What is asked
Pictures within the data are to be left out; everything else must be reproduced exactly.
====
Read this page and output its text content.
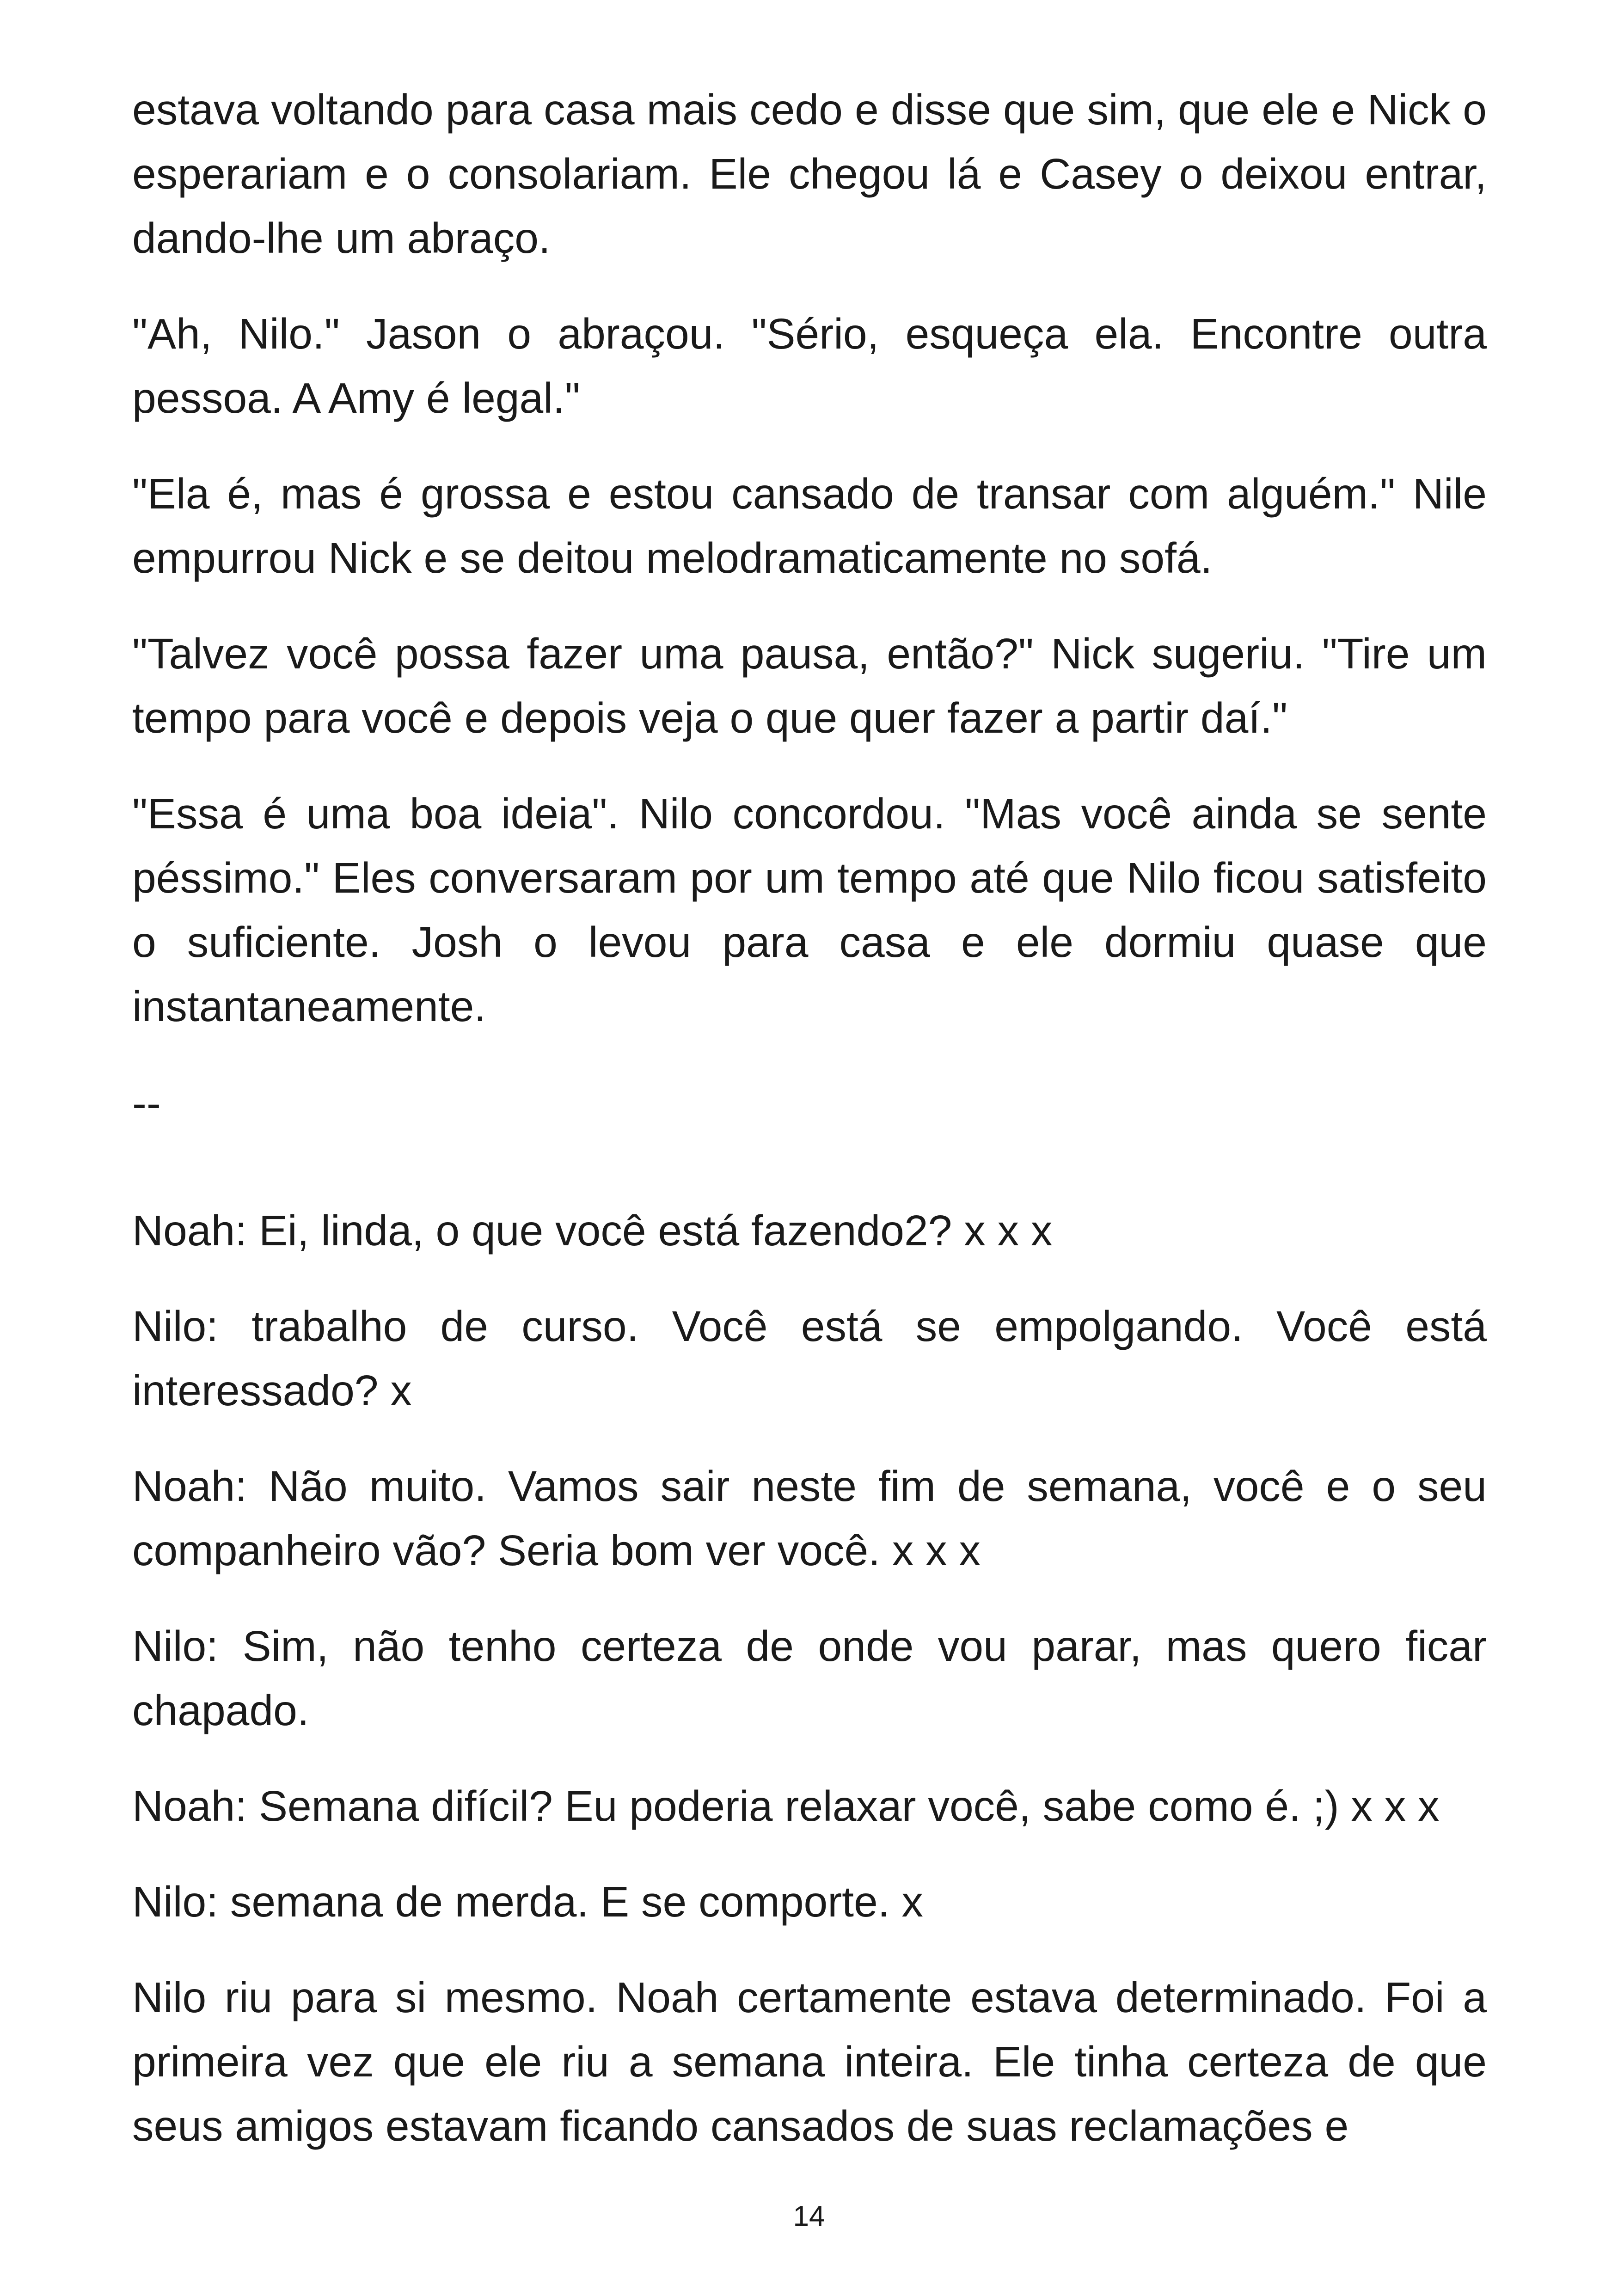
estava voltando para casa mais cedo e disse que sim, que ele e Nick o esperariam e o consolariam. Ele chegou lá e Casey o deixou entrar, dando-lhe um abraço.

"Ah, Nilo." Jason o abraçou. "Sério, esqueça ela. Encontre outra pessoa. A Amy é legal."

"Ela é, mas é grossa e estou cansado de transar com alguém." Nile empurrou Nick e se deitou melodramaticamente no sofá.

"Talvez você possa fazer uma pausa, então?" Nick sugeriu. "Tire um tempo para você e depois veja o que quer fazer a partir daí."

"Essa é uma boa ideia". Nilo concordou. "Mas você ainda se sente péssimo." Eles conversaram por um tempo até que Nilo ficou satisfeito o suficiente. Josh o levou para casa e ele dormiu quase que instantaneamente.

--

Noah: Ei, linda, o que você está fazendo2? x x x

Nilo: trabalho de curso. Você está se empolgando. Você está interessado? x

Noah: Não muito. Vamos sair neste fim de semana, você e o seu companheiro vão? Seria bom ver você. x x x

Nilo: Sim, não tenho certeza de onde vou parar, mas quero ficar chapado.

Noah: Semana difícil? Eu poderia relaxar você, sabe como é. ;) x x x

Nilo: semana de merda. E se comporte. x

Nilo riu para si mesmo. Noah certamente estava determinado. Foi a primeira vez que ele riu a semana inteira. Ele tinha certeza de que seus amigos estavam ficando cansados de suas reclamações e

14
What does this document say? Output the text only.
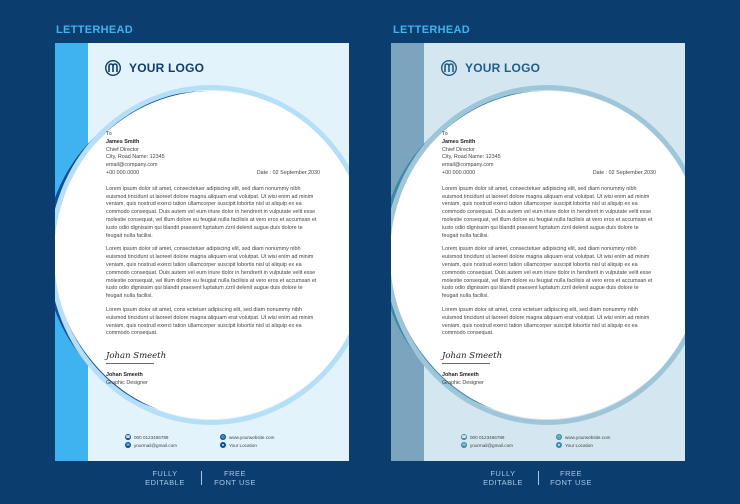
LETTERHEAD
YOUR LOGO
To
James Smith
Chief Director
City, Road Name: 12345
email@company.com
+00 000.0000	Date : 02 September 2030

Lorem ipsum dolor sit amet, consectetuer adipiscing elit, sed diam nonummy nibh euismod tincidunt ut laoreet dolore magna aliquam erat volutpat. Ut wisi enim ad minim veniam, quis nostrud exerci tation ullamcorper suscipit lobortis nisl ut aliquip ex ea commodo consequat. Duis autem vel eum iriure dolor in hendrerit in vulputate velit esse molestie consequat, vel illum dolore eu feugiat nulla facilisis at vero eros et accumsan et iusto odio dignissim qui blandit praesent luptatum zzril delenit augue duis dolore te feugait nulla facilisi.

Lorem ipsum dolor sit amet, consectetuer adipiscing elit, sed diam nonummy nibh euismod tincidunt ut laoreet dolore magna aliquam erat volutpat. Ut wisi enim ad minim veniam, quis nostrud exerci tation ullamcorper suscipit lobortis nisl ut aliquip ex ea commodo consequat. Duis autem vel eum iriure dolor in hendrerit in vulputate velit esse molestie consequat, vel illum dolore eu feugiat nulla facilisis at vero eros et accumsan et iusto odio dignissim qui blandit praesent luptatum zzril delenit augue duis dolore te feugait nulla facilisi.

Lorem ipsum dolor sit amet, cons ectetuer adipiscing elit, sed diam nonummy nibh euismod tincidunt ut laoreet dolore magna aliquam erat volutpat. Ut wisi enim ad minim veniam, quis nostrud exerci tation ullamcorper suscipit lobortis nisl ut aliquip ex ea commodo consequat.

Johan Smeeth
Johan Smeeth
Graphic Designer
☎ 000 0123456789	◎ www.yourwebsite.com
✉ yourmail@gmail.com	●	Your Location
LETTERHEAD
YOUR LOGO
To
James Smith
Chief Director
City, Road Name: 12345
email@company.com
+00 000.0000	Date : 02 September 2030

Lorem ipsum dolor sit amet, consectetuer adipiscing elit, sed diam nonummy nibh euismod tincidunt ut laoreet dolore magna aliquam erat volutpat. Ut wisi enim ad minim veniam, quis nostrud exerci tation ullamcorper suscipit lobortis nisl ut aliquip ex ea commodo consequat. Duis autem vel eum iriure dolor in hendrerit in vulputate velit esse molestie consequat, vel illum dolore eu feugiat nulla facilisis at vero eros et accumsan et iusto odio dignissim qui blandit praesent luptatum zzril delenit augue duis dolore te feugait nulla facilisi.

Lorem ipsum dolor sit amet, consectetuer adipiscing elit, sed diam nonummy nibh euismod tincidunt ut laoreet dolore magna aliquam erat volutpat. Ut wisi enim ad minim veniam, quis nostrud exerci tation ullamcorper suscipit lobortis nisl ut aliquip ex ea commodo consequat. Duis autem vel eum iriure dolor in hendrerit in vulputate velit esse molestie consequat, vel illum dolore eu feugiat nulla facilisis at vero eros et accumsan et iusto odio dignissim qui blandit praesent luptatum zzril delenit augue duis dolore te feugait nulla facilisi.

Lorem ipsum dolor sit amet, cons ectetuer adipiscing elit, sed diam nonummy nibh euismod tincidunt ut laoreet dolore magna aliquam erat volutpat. Ut wisi enim ad minim veniam, quis nostrud exerci tation ullamcorper suscipit lobortis nisl ut aliquip ex ea commodo consequat.

Johan Smeeth
Johan Smeeth
Graphic Designer
☎ 000 0123456789	◎ www.yourwebsite.com
✉ yourmail@gmail.com	●	Your Location
FULLY
EDITABLE
FREE
FONT USE
FULLY
EDITABLE
FREE
FONT USE
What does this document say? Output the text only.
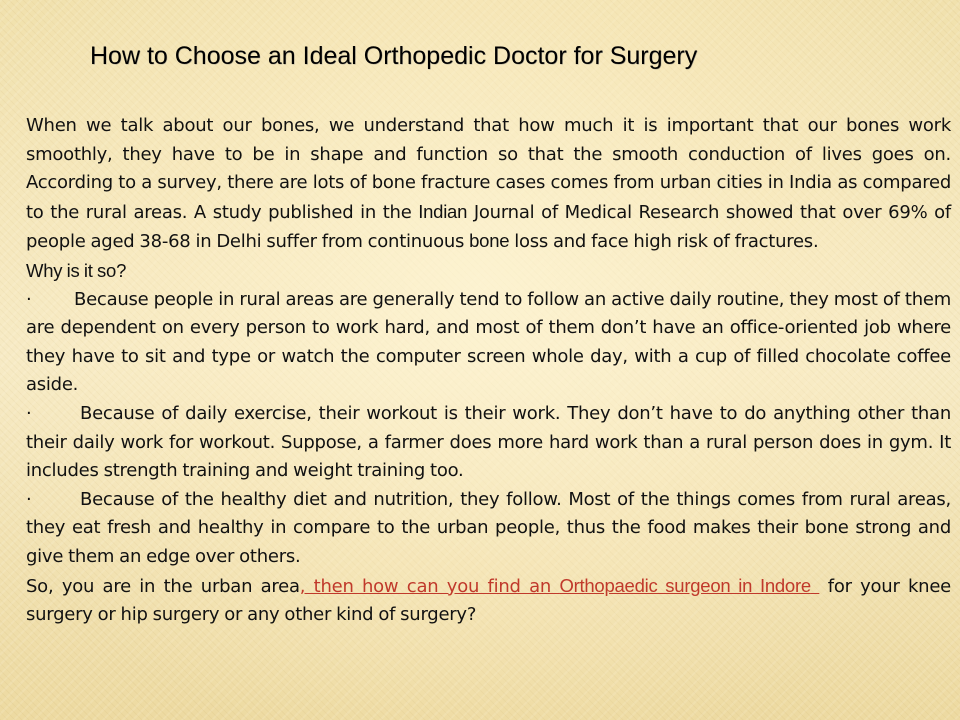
How to Choose an Ideal Orthopedic Doctor for Surgery

When we talk about our bones, we understand that how much it is important that our bones work smoothly, they have to be in shape and function so that the smooth conduction of lives goes on. According to a survey, there are lots of bone fracture cases comes from urban cities in India as compared to the rural areas. A study published in the Indian Journal of Medical Research showed that over 69% of people aged 38-68 in Delhi suffer from continuous bone loss and face high risk of fractures.

Why is it so?

· Because people in rural areas are generally tend to follow an active daily routine, they most of them are dependent on every person to work hard, and most of them don’t have an office-oriented job where they have to sit and type or watch the computer screen whole day, with a cup of filled chocolate coffee aside.

·	Because of daily exercise, their workout is their work. They don’t have to do anything other than their daily work for workout. Suppose, a farmer does more hard work than a rural person does in gym. It includes strength training and weight training too.

·	Because of the healthy diet and nutrition, they follow. Most of the things comes from rural areas, they eat fresh and healthy in compare to the urban people, thus the food makes their bone strong and give them an edge over others.

So, you are in the urban area, then how can you find an Orthopaedic surgeon in Indore  for your knee surgery or hip surgery or any other kind of surgery?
====
Task output
Read this page and output its text content.
estava voltando para casa mais cedo e disse que sim, que ele e Nick o esperariam e o consolariam. Ele chegou lá e Casey o deixou entrar, dando-lhe um abraço.

"Ah, Nilo." Jason o abraçou. "Sério, esqueça ela. Encontre outra pessoa. A Amy é legal."

"Ela é, mas é grossa e estou cansado de transar com alguém." Nile empurrou Nick e se deitou melodramaticamente no sofá.

"Talvez você possa fazer uma pausa, então?" Nick sugeriu. "Tire um tempo para você e depois veja o que quer fazer a partir daí."

"Essa é uma boa ideia". Nilo concordou. "Mas você ainda se sente péssimo." Eles conversaram por um tempo até que Nilo ficou satisfeito o suficiente. Josh o levou para casa e ele dormiu quase que instantaneamente.

--

Noah: Ei, linda, o que você está fazendo2? x x x

Nilo: trabalho de curso. Você está se empolgando. Você está interessado? x

Noah: Não muito. Vamos sair neste fim de semana, você e o seu companheiro vão? Seria bom ver você. x x x

Nilo: Sim, não tenho certeza de onde vou parar, mas quero ficar chapado.

Noah: Semana difícil? Eu poderia relaxar você, sabe como é. ;) x x x

Nilo: semana de merda. E se comporte. x

Nilo riu para si mesmo. Noah certamente estava determinado. Foi a primeira vez que ele riu a semana inteira. Ele tinha certeza de que seus amigos estavam ficando cansados de suas reclamações e

14
What does this document say? Output the text only.
LETTERHEAD
YOUR LOGO
To
James Smith
Chief Director
City, Road Name: 12345
email@company.com
+00 000.0000	Date : 02 September 2030

Lorem ipsum dolor sit amet, consectetuer adipiscing elit, sed diam nonummy nibh euismod tincidunt ut laoreet dolore magna aliquam erat volutpat. Ut wisi enim ad minim veniam, quis nostrud exerci tation ullamcorper suscipit lobortis nisl ut aliquip ex ea commodo consequat. Duis autem vel eum iriure dolor in hendrerit in vulputate velit esse molestie consequat, vel illum dolore eu feugiat nulla facilisis at vero eros et accumsan et iusto odio dignissim qui blandit praesent luptatum zzril delenit augue duis dolore te feugait nulla facilisi.

Lorem ipsum dolor sit amet, consectetuer adipiscing elit, sed diam nonummy nibh euismod tincidunt ut laoreet dolore magna aliquam erat volutpat. Ut wisi enim ad minim veniam, quis nostrud exerci tation ullamcorper suscipit lobortis nisl ut aliquip ex ea commodo consequat. Duis autem vel eum iriure dolor in hendrerit in vulputate velit esse molestie consequat, vel illum dolore eu feugiat nulla facilisis at vero eros et accumsan et iusto odio dignissim qui blandit praesent luptatum zzril delenit augue duis dolore te feugait nulla facilisi.

Lorem ipsum dolor sit amet, cons ectetuer adipiscing elit, sed diam nonummy nibh euismod tincidunt ut laoreet dolore magna aliquam erat volutpat. Ut wisi enim ad minim veniam, quis nostrud exerci tation ullamcorper suscipit lobortis nisl ut aliquip ex ea commodo consequat.

Johan Smeeth
Johan Smeeth
Graphic Designer
☎ 000 0123456789	◎ www.yourwebsite.com
✉ yourmail@gmail.com	●	Your Location
LETTERHEAD
YOUR LOGO
To
James Smith
Chief Director
City, Road Name: 12345
email@company.com
+00 000.0000	Date : 02 September 2030

Lorem ipsum dolor sit amet, consectetuer adipiscing elit, sed diam nonummy nibh euismod tincidunt ut laoreet dolore magna aliquam erat volutpat. Ut wisi enim ad minim veniam, quis nostrud exerci tation ullamcorper suscipit lobortis nisl ut aliquip ex ea commodo consequat. Duis autem vel eum iriure dolor in hendrerit in vulputate velit esse molestie consequat, vel illum dolore eu feugiat nulla facilisis at vero eros et accumsan et iusto odio dignissim qui blandit praesent luptatum zzril delenit augue duis dolore te feugait nulla facilisi.

Lorem ipsum dolor sit amet, consectetuer adipiscing elit, sed diam nonummy nibh euismod tincidunt ut laoreet dolore magna aliquam erat volutpat. Ut wisi enim ad minim veniam, quis nostrud exerci tation ullamcorper suscipit lobortis nisl ut aliquip ex ea commodo consequat. Duis autem vel eum iriure dolor in hendrerit in vulputate velit esse molestie consequat, vel illum dolore eu feugiat nulla facilisis at vero eros et accumsan et iusto odio dignissim qui blandit praesent luptatum zzril delenit augue duis dolore te feugait nulla facilisi.

Lorem ipsum dolor sit amet, cons ectetuer adipiscing elit, sed diam nonummy nibh euismod tincidunt ut laoreet dolore magna aliquam erat volutpat. Ut wisi enim ad minim veniam, quis nostrud exerci tation ullamcorper suscipit lobortis nisl ut aliquip ex ea commodo consequat.

Johan Smeeth
Johan Smeeth
Graphic Designer
☎ 000 0123456789	◎ www.yourwebsite.com
✉ yourmail@gmail.com	●	Your Location
FULLY
EDITABLE
FREE
FONT USE
FULLY
EDITABLE
FREE
FONT USE
What does this document say? Output the text only.
How to Choose an Ideal Orthopedic Doctor for Surgery

When we talk about our bones, we understand that how much it is important that our bones work smoothly, they have to be in shape and function so that the smooth conduction of lives goes on. According to a survey, there are lots of bone fracture cases comes from urban cities in India as compared to the rural areas. A study published in the Indian Journal of Medical Research showed that over 69% of people aged 38-68 in Delhi suffer from continuous bone loss and face high risk of fractures.

Why is it so?

· Because people in rural areas are generally tend to follow an active daily routine, they most of them are dependent on every person to work hard, and most of them don’t have an office-oriented job where they have to sit and type or watch the computer screen whole day, with a cup of filled chocolate coffee aside.

·	Because of daily exercise, their workout is their work. They don’t have to do anything other than their daily work for workout. Suppose, a farmer does more hard work than a rural person does in gym. It includes strength training and weight training too.

·	Because of the healthy diet and nutrition, they follow. Most of the things comes from rural areas, they eat fresh and healthy in compare to the urban people, thus the food makes their bone strong and give them an edge over others.

So, you are in the urban area, then how can you find an Orthopaedic surgeon in Indore  for your knee surgery or hip surgery or any other kind of surgery?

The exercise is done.